#### What needs to be done
Change every "legend-swatch" in the listing below to "legend-marker" and leave everything else as it is. Give the listing again without the pictures.

-------- Data to use

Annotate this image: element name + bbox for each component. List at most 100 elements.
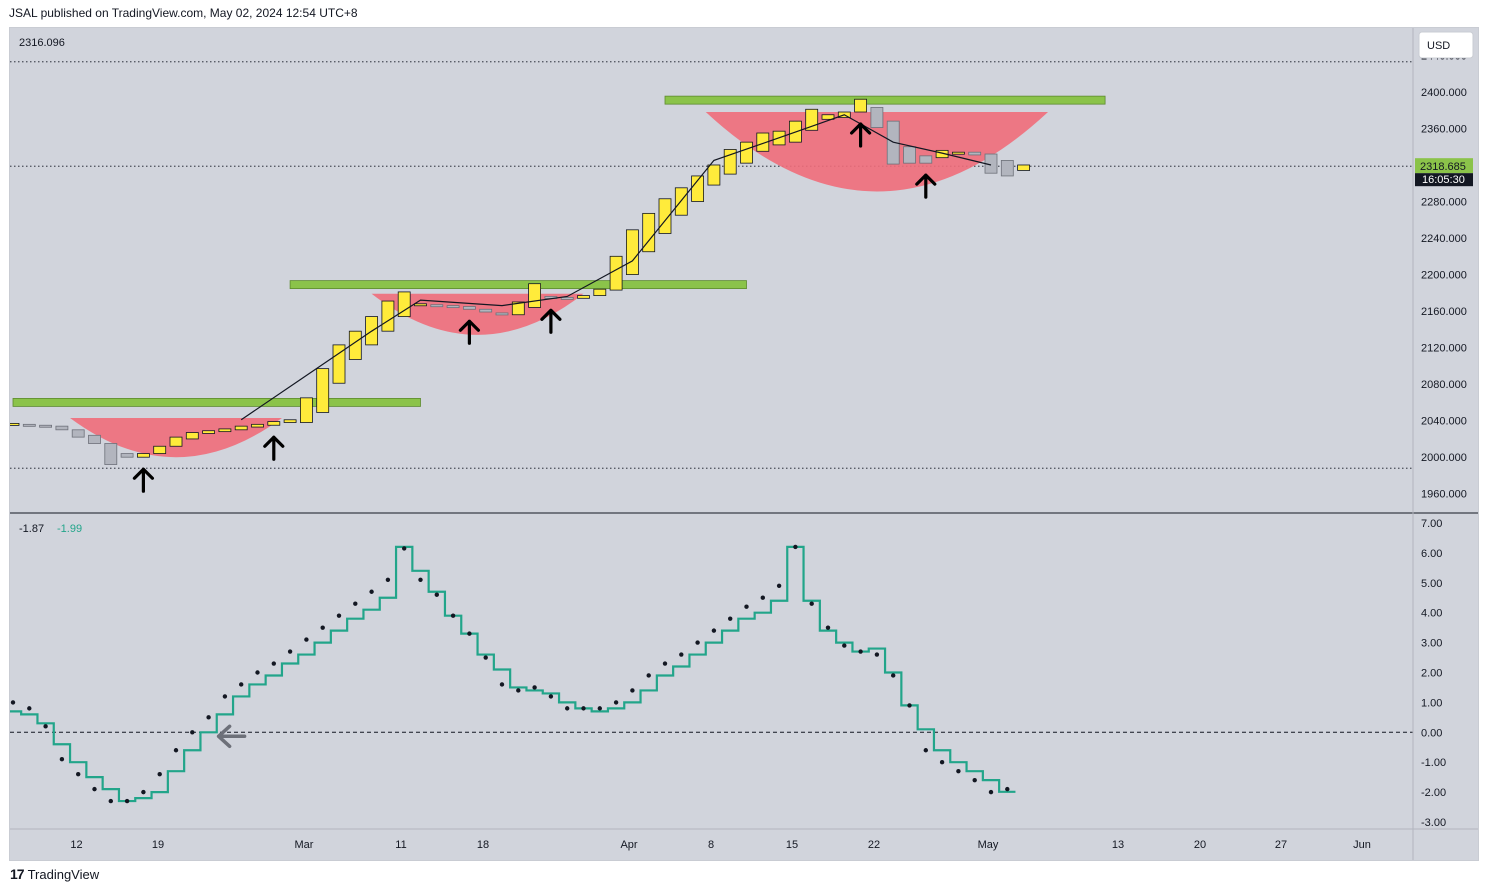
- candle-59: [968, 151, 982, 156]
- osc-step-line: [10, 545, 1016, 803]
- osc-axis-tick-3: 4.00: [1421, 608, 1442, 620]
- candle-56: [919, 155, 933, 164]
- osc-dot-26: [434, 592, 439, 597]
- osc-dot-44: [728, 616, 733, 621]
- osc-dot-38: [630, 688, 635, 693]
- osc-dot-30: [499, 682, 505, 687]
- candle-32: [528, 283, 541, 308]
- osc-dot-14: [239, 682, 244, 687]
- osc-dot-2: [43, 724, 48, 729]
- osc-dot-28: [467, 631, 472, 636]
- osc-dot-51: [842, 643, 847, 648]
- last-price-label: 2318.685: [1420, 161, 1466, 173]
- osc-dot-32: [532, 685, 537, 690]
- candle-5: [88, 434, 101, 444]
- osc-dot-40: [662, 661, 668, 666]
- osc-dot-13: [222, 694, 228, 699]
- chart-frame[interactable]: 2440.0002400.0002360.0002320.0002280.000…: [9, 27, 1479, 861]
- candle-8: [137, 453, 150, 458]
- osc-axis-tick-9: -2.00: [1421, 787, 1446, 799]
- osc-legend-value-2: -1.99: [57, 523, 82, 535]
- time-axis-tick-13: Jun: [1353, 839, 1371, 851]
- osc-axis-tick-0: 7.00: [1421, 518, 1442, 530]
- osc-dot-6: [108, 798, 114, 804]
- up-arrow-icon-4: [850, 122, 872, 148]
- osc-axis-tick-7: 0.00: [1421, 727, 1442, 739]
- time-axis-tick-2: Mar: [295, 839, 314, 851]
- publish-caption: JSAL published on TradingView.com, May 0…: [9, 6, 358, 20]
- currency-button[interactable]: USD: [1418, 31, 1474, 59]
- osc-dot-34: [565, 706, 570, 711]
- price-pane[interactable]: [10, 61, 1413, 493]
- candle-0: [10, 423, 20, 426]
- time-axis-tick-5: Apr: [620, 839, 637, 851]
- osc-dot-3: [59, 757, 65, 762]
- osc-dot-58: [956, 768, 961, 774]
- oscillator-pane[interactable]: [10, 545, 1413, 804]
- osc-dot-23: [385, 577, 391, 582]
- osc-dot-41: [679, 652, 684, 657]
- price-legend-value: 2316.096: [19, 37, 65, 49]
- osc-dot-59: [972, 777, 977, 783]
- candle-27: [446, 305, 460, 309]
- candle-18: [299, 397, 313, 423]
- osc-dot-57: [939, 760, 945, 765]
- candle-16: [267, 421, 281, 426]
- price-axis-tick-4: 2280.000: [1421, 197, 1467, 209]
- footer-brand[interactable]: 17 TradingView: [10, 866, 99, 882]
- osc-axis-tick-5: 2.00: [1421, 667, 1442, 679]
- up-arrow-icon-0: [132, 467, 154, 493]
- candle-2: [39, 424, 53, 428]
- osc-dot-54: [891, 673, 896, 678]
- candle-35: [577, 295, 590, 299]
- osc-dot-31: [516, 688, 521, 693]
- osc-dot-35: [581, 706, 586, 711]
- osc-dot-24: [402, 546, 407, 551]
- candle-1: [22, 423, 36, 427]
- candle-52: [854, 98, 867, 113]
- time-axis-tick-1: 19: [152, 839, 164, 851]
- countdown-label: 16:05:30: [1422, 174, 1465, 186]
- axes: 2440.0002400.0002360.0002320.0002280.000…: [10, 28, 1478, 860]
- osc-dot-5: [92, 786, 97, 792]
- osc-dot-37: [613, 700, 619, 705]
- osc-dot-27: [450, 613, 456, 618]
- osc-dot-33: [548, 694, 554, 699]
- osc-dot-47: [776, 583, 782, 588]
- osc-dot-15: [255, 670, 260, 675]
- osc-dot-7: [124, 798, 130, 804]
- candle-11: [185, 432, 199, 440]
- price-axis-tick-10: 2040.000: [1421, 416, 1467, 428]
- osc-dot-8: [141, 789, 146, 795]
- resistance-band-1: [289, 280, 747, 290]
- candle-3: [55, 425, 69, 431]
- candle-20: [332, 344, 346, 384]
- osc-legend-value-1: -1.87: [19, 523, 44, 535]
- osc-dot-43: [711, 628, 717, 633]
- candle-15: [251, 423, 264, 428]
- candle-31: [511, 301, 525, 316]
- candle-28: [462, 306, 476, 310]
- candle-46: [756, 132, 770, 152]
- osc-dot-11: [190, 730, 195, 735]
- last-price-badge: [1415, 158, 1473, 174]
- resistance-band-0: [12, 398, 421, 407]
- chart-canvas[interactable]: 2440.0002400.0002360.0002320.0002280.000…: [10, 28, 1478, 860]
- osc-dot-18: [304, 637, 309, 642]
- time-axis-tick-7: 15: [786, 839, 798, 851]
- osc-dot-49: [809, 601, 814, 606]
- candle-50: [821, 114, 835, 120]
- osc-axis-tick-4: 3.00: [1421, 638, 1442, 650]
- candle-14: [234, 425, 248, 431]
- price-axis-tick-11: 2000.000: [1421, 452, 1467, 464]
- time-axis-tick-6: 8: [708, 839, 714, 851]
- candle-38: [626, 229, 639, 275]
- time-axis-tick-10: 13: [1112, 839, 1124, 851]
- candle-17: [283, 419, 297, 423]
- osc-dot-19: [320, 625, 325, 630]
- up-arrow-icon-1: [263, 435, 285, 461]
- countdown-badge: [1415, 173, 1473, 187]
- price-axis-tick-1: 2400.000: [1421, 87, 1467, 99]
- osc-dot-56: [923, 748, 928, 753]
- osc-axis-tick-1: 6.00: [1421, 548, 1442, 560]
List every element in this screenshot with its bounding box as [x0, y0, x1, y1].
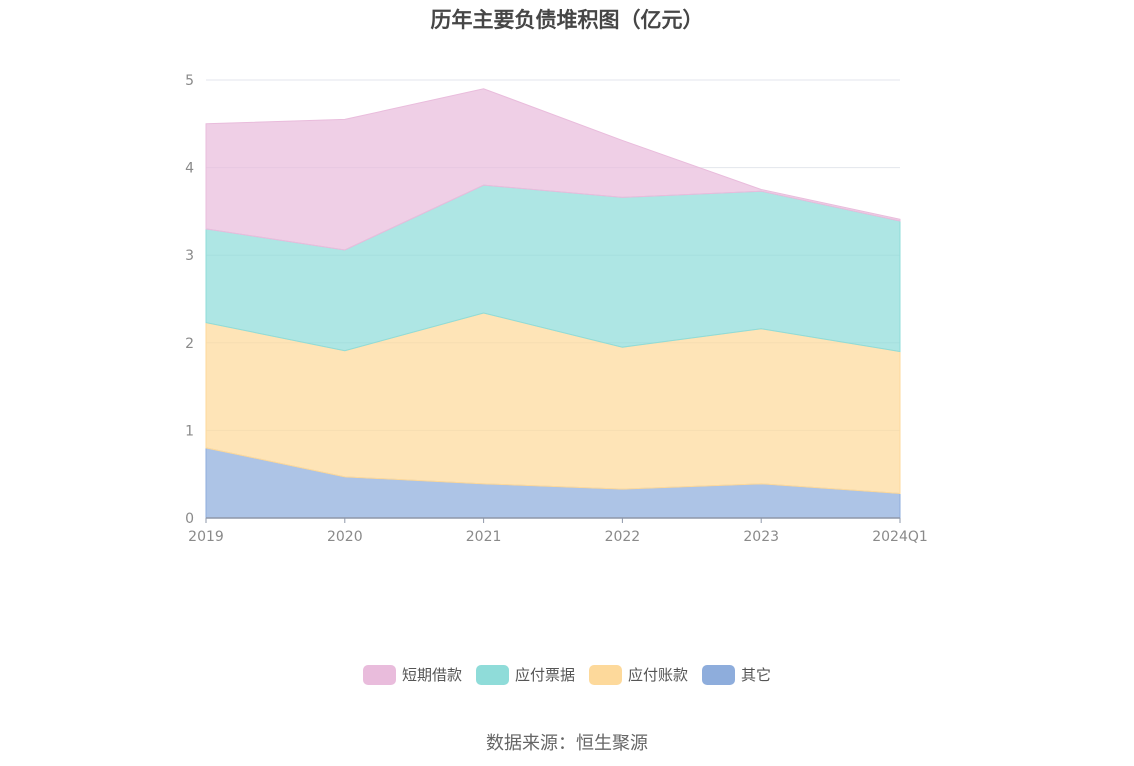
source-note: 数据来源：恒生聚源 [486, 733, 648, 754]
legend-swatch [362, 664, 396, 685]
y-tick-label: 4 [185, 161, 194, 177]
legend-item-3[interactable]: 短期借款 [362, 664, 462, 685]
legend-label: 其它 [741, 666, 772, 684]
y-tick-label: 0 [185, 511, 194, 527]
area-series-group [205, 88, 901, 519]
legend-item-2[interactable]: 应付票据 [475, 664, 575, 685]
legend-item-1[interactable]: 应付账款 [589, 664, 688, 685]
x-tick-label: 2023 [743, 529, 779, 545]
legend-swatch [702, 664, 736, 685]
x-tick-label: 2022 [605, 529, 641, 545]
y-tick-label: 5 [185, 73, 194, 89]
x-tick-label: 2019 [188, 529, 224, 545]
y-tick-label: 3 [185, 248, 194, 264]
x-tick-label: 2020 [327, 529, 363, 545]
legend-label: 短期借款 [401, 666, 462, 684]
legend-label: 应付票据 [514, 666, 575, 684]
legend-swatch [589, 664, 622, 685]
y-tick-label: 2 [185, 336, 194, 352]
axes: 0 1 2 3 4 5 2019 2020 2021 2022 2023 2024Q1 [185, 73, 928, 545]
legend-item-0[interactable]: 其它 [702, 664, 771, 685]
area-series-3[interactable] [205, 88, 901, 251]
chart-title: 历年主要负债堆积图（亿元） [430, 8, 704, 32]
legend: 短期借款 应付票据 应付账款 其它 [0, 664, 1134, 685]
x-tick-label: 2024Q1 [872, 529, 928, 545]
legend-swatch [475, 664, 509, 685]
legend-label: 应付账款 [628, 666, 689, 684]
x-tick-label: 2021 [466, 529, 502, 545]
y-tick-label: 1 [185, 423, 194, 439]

----------------

#### Answer to this exercise
Annotate this image: element name + bbox for each component. List at most 100 elements.
- candle-59: [968, 151, 982, 156]
- osc-step-line: [10, 545, 1016, 803]
- osc-axis-tick-3: 4.00: [1421, 608, 1442, 620]
- candle-56: [919, 155, 933, 164]
- osc-dot-26: [434, 592, 439, 597]
- osc-dot-44: [728, 616, 733, 621]
- osc-dot-38: [630, 688, 635, 693]
- osc-dot-30: [499, 682, 505, 687]
- candle-32: [528, 283, 541, 308]
- osc-dot-14: [239, 682, 244, 687]
- osc-dot-2: [43, 724, 48, 729]
- osc-dot-28: [467, 631, 472, 636]
- osc-dot-51: [842, 643, 847, 648]
- last-price-label: 2318.685: [1420, 161, 1466, 173]
- osc-dot-32: [532, 685, 537, 690]
- candle-5: [88, 434, 101, 444]
- osc-dot-40: [662, 661, 668, 666]
- osc-dot-13: [222, 694, 228, 699]
- chart-frame[interactable]: 2440.0002400.0002360.0002320.0002280.000…: [9, 27, 1479, 861]
- candle-8: [137, 453, 150, 458]
- osc-axis-tick-9: -2.00: [1421, 787, 1446, 799]
- osc-legend-value-2: -1.99: [57, 523, 82, 535]
- time-axis-tick-13: Jun: [1353, 839, 1371, 851]
- osc-axis-tick-0: 7.00: [1421, 518, 1442, 530]
- osc-dot-6: [108, 798, 114, 804]
- up-arrow-icon-4: [850, 122, 872, 148]
- osc-axis-tick-7: 0.00: [1421, 727, 1442, 739]
- time-axis-tick-2: Mar: [295, 839, 314, 851]
- publish-caption: JSAL published on TradingView.com, May 0…: [9, 6, 358, 20]
- currency-button[interactable]: USD: [1418, 31, 1474, 59]
- osc-dot-34: [565, 706, 570, 711]
- price-pane[interactable]: [10, 61, 1413, 493]
- candle-0: [10, 423, 20, 426]
- time-axis-tick-5: Apr: [620, 839, 637, 851]
- osc-dot-3: [59, 757, 65, 762]
- osc-dot-58: [956, 768, 961, 774]
- oscillator-pane[interactable]: [10, 545, 1413, 804]
- osc-dot-23: [385, 577, 391, 582]
- osc-dot-41: [679, 652, 684, 657]
- price-legend-value: 2316.096: [19, 37, 65, 49]
- osc-dot-59: [972, 777, 977, 783]
- candle-27: [446, 305, 460, 309]
- candle-18: [299, 397, 313, 423]
- osc-dot-57: [939, 760, 945, 765]
- candle-16: [267, 421, 281, 426]
- price-axis-tick-4: 2280.000: [1421, 197, 1467, 209]
- footer-brand[interactable]: 17 TradingView: [10, 866, 99, 882]
- osc-axis-tick-5: 2.00: [1421, 667, 1442, 679]
- up-arrow-icon-0: [132, 467, 154, 493]
- candle-2: [39, 424, 53, 428]
- osc-dot-54: [891, 673, 896, 678]
- candle-35: [577, 295, 590, 299]
- osc-dot-31: [516, 688, 521, 693]
- osc-dot-35: [581, 706, 586, 711]
- osc-dot-24: [402, 546, 407, 551]
- candle-1: [22, 423, 36, 427]
- candle-52: [854, 98, 867, 113]
- time-axis-tick-1: 19: [152, 839, 164, 851]
- countdown-label: 16:05:30: [1422, 174, 1465, 186]
- axes: 2440.0002400.0002360.0002320.0002280.000…: [10, 28, 1478, 860]
- osc-dot-5: [92, 786, 97, 792]
- osc-dot-37: [613, 700, 619, 705]
- osc-dot-27: [450, 613, 456, 618]
- osc-dot-33: [548, 694, 554, 699]
- osc-dot-47: [776, 583, 782, 588]
- osc-dot-15: [255, 670, 260, 675]
- osc-dot-7: [124, 798, 130, 804]
- candle-11: [185, 432, 199, 440]
- price-axis-tick-10: 2040.000: [1421, 416, 1467, 428]
- osc-dot-8: [141, 789, 146, 795]
- resistance-band-1: [289, 280, 747, 290]
- candle-3: [55, 425, 69, 431]
- candle-20: [332, 344, 346, 384]
- osc-legend-value-1: -1.87: [19, 523, 44, 535]
- osc-dot-43: [711, 628, 717, 633]
- candle-15: [251, 423, 264, 428]
- candle-31: [511, 301, 525, 316]
- candle-28: [462, 306, 476, 310]
- candle-46: [756, 132, 770, 152]
- osc-dot-11: [190, 730, 195, 735]
- last-price-badge: [1415, 158, 1473, 174]
- resistance-band-0: [12, 398, 421, 407]
- chart-canvas[interactable]: 2440.0002400.0002360.0002320.0002280.000…: [10, 28, 1478, 860]
- osc-dot-18: [304, 637, 309, 642]
- time-axis-tick-7: 15: [786, 839, 798, 851]
- osc-dot-49: [809, 601, 814, 606]
- candle-50: [821, 114, 835, 120]
- osc-axis-tick-4: 3.00: [1421, 638, 1442, 650]
- candle-14: [234, 425, 248, 431]
- price-axis-tick-11: 2000.000: [1421, 452, 1467, 464]
- time-axis-tick-6: 8: [708, 839, 714, 851]
- candle-38: [626, 229, 639, 275]
- time-axis-tick-10: 13: [1112, 839, 1124, 851]
- candle-17: [283, 419, 297, 423]
- osc-dot-19: [320, 625, 325, 630]
- up-arrow-icon-1: [263, 435, 285, 461]
- countdown-badge: [1415, 173, 1473, 187]
- price-axis-tick-1: 2400.000: [1421, 87, 1467, 99]
- osc-dot-56: [923, 748, 928, 753]
- osc-axis-tick-1: 6.00: [1421, 548, 1442, 560]
List every element in this screenshot with its bounding box as [x0, y0, x1, y1].
source-note: 数据来源：恒生聚源 [486, 733, 648, 754]
legend-marker [362, 664, 396, 685]
y-tick-label: 4 [185, 161, 194, 177]
legend-item-3[interactable]: 短期借款 [362, 664, 462, 685]
legend-label: 其它 [741, 666, 772, 684]
y-tick-label: 0 [185, 511, 194, 527]
area-series-group [205, 88, 901, 519]
legend-item-2[interactable]: 应付票据 [475, 664, 575, 685]
legend-item-1[interactable]: 应付账款 [589, 664, 688, 685]
x-tick-label: 2023 [743, 529, 779, 545]
legend-marker [702, 664, 736, 685]
x-tick-label: 2022 [605, 529, 641, 545]
y-tick-label: 5 [185, 73, 194, 89]
x-tick-label: 2019 [188, 529, 224, 545]
y-tick-label: 3 [185, 248, 194, 264]
x-tick-label: 2020 [327, 529, 363, 545]
legend-label: 短期借款 [401, 666, 462, 684]
legend-label: 应付票据 [514, 666, 575, 684]
legend-marker [589, 664, 622, 685]
y-tick-label: 2 [185, 336, 194, 352]
axes: 0 1 2 3 4 5 2019 2020 2021 2022 2023 2024Q1 [185, 73, 928, 545]
legend-item-0[interactable]: 其它 [702, 664, 771, 685]
area-series-3[interactable] [205, 88, 901, 251]
chart-title: 历年主要负债堆积图（亿元） [430, 8, 704, 32]
legend: 短期借款 应付票据 应付账款 其它 [0, 664, 1134, 685]
x-tick-label: 2024Q1 [872, 529, 928, 545]
legend-marker [475, 664, 509, 685]
legend-label: 应付账款 [628, 666, 689, 684]
x-tick-label: 2021 [466, 529, 502, 545]
y-tick-label: 1 [185, 423, 194, 439]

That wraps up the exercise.